● Description of the task
Copy out the data below verbatim.
##########
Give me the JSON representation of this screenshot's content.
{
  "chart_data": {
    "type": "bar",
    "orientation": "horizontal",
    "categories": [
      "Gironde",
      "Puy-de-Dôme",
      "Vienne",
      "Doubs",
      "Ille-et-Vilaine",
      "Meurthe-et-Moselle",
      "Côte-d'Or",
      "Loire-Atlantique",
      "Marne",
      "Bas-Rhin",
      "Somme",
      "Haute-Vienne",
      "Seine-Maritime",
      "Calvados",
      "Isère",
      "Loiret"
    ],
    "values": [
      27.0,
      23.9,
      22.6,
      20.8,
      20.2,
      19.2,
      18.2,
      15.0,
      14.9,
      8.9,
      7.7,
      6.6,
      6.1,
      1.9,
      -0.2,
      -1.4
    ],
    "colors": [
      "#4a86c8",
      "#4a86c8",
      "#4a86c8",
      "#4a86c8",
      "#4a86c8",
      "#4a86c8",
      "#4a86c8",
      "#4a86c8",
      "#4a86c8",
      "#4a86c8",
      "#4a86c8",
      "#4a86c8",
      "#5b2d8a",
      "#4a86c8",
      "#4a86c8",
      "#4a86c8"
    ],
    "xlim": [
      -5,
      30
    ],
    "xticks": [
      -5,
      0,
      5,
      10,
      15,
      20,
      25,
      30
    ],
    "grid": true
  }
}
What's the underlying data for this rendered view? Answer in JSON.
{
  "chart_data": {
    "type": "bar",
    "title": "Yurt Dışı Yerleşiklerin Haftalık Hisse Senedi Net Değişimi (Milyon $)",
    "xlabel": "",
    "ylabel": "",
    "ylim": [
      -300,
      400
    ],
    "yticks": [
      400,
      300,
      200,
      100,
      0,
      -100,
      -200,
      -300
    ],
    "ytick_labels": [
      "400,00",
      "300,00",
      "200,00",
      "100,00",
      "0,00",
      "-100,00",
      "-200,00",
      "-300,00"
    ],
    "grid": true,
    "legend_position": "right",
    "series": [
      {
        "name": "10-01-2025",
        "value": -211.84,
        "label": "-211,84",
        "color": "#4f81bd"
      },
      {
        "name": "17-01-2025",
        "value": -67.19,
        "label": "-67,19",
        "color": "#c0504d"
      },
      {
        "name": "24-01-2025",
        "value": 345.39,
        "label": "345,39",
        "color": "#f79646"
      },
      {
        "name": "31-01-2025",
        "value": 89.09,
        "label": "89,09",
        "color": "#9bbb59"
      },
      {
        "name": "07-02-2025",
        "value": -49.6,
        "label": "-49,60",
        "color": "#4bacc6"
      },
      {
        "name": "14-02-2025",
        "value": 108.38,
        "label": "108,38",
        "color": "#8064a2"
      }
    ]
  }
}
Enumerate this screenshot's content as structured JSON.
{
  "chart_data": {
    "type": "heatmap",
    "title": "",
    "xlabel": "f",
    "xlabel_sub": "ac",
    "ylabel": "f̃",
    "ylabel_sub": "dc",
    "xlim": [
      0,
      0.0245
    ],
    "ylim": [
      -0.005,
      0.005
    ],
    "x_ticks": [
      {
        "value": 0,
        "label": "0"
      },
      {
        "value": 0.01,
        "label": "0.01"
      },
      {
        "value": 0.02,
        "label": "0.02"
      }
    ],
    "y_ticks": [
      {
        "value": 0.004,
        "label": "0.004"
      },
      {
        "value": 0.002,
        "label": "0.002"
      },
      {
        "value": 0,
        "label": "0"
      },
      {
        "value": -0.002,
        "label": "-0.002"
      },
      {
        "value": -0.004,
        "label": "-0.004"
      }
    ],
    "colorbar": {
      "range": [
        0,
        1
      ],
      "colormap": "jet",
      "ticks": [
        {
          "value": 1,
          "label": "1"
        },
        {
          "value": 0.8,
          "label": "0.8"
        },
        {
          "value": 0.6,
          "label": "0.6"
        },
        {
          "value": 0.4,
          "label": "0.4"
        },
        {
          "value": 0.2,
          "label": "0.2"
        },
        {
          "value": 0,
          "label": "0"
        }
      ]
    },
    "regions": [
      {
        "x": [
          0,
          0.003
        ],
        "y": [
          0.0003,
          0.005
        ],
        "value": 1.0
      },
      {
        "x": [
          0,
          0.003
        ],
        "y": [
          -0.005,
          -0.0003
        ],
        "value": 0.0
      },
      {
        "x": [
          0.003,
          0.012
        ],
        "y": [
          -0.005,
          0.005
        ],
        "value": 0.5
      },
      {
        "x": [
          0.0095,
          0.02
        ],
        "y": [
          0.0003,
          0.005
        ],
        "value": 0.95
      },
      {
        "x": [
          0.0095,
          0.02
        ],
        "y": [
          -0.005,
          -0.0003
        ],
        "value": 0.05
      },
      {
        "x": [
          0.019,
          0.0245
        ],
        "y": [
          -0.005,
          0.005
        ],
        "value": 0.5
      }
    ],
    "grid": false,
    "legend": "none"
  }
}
##########
● Expected output
Give me the JSON representation of this screenshot's content.
{
  "chart_data": {
    "type": "bar",
    "orientation": "horizontal",
    "categories": [
      "Gironde",
      "Puy-de-Dôme",
      "Vienne",
      "Doubs",
      "Ille-et-Vilaine",
      "Meurthe-et-Moselle",
      "Côte-d'Or",
      "Loire-Atlantique",
      "Marne",
      "Bas-Rhin",
      "Somme",
      "Haute-Vienne",
      "Seine-Maritime",
      "Calvados",
      "Isère",
      "Loiret"
    ],
    "values": [
      27.0,
      23.9,
      22.6,
      20.8,
      20.2,
      19.2,
      18.2,
      15.0,
      14.9,
      8.9,
      7.7,
      6.6,
      6.1,
      1.9,
      -0.2,
      -1.4
    ],
    "colors": [
      "#4a86c8",
      "#4a86c8",
      "#4a86c8",
      "#4a86c8",
      "#4a86c8",
      "#4a86c8",
      "#4a86c8",
      "#4a86c8",
      "#4a86c8",
      "#4a86c8",
      "#4a86c8",
      "#4a86c8",
      "#5b2d8a",
      "#4a86c8",
      "#4a86c8",
      "#4a86c8"
    ],
    "xlim": [
      -5,
      30
    ],
    "xticks": [
      -5,
      0,
      5,
      10,
      15,
      20,
      25,
      30
    ],
    "grid": true
  }
}
What's the underlying data for this rendered view? Answer in JSON.
{
  "chart_data": {
    "type": "bar",
    "title": "Yurt Dışı Yerleşiklerin Haftalık Hisse Senedi Net Değişimi (Milyon $)",
    "xlabel": "",
    "ylabel": "",
    "ylim": [
      -300,
      400
    ],
    "yticks": [
      400,
      300,
      200,
      100,
      0,
      -100,
      -200,
      -300
    ],
    "ytick_labels": [
      "400,00",
      "300,00",
      "200,00",
      "100,00",
      "0,00",
      "-100,00",
      "-200,00",
      "-300,00"
    ],
    "grid": true,
    "legend_position": "right",
    "series": [
      {
        "name": "10-01-2025",
        "value": -211.84,
        "label": "-211,84",
        "color": "#4f81bd"
      },
      {
        "name": "17-01-2025",
        "value": -67.19,
        "label": "-67,19",
        "color": "#c0504d"
      },
      {
        "name": "24-01-2025",
        "value": 345.39,
        "label": "345,39",
        "color": "#f79646"
      },
      {
        "name": "31-01-2025",
        "value": 89.09,
        "label": "89,09",
        "color": "#9bbb59"
      },
      {
        "name": "07-02-2025",
        "value": -49.6,
        "label": "-49,60",
        "color": "#4bacc6"
      },
      {
        "name": "14-02-2025",
        "value": 108.38,
        "label": "108,38",
        "color": "#8064a2"
      }
    ]
  }
}
Enumerate this screenshot's content as structured JSON.
{
  "chart_data": {
    "type": "heatmap",
    "title": "",
    "xlabel": "f",
    "xlabel_sub": "ac",
    "ylabel": "f̃",
    "ylabel_sub": "dc",
    "xlim": [
      0,
      0.0245
    ],
    "ylim": [
      -0.005,
      0.005
    ],
    "x_ticks": [
      {
        "value": 0,
        "label": "0"
      },
      {
        "value": 0.01,
        "label": "0.01"
      },
      {
        "value": 0.02,
        "label": "0.02"
      }
    ],
    "y_ticks": [
      {
        "value": 0.004,
        "label": "0.004"
      },
      {
        "value": 0.002,
        "label": "0.002"
      },
      {
        "value": 0,
        "label": "0"
      },
      {
        "value": -0.002,
        "label": "-0.002"
      },
      {
        "value": -0.004,
        "label": "-0.004"
      }
    ],
    "colorbar": {
      "range": [
        0,
        1
      ],
      "colormap": "jet",
      "ticks": [
        {
          "value": 1,
          "label": "1"
        },
        {
          "value": 0.8,
          "label": "0.8"
        },
        {
          "value": 0.6,
          "label": "0.6"
        },
        {
          "value": 0.4,
          "label": "0.4"
        },
        {
          "value": 0.2,
          "label": "0.2"
        },
        {
          "value": 0,
          "label": "0"
        }
      ]
    },
    "regions": [
      {
        "x": [
          0,
          0.003
        ],
        "y": [
          0.0003,
          0.005
        ],
        "value": 1.0
      },
      {
        "x": [
          0,
          0.003
        ],
        "y": [
          -0.005,
          -0.0003
        ],
        "value": 0.0
      },
      {
        "x": [
          0.003,
          0.012
        ],
        "y": [
          -0.005,
          0.005
        ],
        "value": 0.5
      },
      {
        "x": [
          0.0095,
          0.02
        ],
        "y": [
          0.0003,
          0.005
        ],
        "value": 0.95
      },
      {
        "x": [
          0.0095,
          0.02
        ],
        "y": [
          -0.005,
          -0.0003
        ],
        "value": 0.05
      },
      {
        "x": [
          0.019,
          0.0245
        ],
        "y": [
          -0.005,
          0.005
        ],
        "value": 0.5
      }
    ],
    "grid": false,
    "legend": "none"
  }
}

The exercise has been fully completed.